╭──
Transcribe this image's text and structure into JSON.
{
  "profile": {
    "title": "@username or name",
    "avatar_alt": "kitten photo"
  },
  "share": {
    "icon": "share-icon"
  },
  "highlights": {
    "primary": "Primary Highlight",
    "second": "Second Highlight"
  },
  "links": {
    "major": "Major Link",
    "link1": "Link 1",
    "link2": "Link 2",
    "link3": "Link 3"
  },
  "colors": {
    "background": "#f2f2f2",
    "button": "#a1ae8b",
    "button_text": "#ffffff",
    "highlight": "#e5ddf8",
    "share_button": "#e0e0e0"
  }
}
╰──
╭──
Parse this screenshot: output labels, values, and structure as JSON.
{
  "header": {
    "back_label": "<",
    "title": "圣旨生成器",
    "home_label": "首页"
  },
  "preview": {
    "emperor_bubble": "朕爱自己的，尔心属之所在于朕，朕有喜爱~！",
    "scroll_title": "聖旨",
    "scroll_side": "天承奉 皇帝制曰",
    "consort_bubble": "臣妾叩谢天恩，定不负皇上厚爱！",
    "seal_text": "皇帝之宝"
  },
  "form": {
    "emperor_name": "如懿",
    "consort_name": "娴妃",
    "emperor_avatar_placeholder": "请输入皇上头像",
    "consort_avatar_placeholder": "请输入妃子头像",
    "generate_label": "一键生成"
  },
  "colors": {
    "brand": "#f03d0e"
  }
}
╰──
:: Goal ::
Only lines holding the string "this" are wanted; gather each one from the entries above.

:: Exercise answer ::
Transcribe this image's text and structure into JSON.
Parse this screenshot: output labels, values, and structure as JSON.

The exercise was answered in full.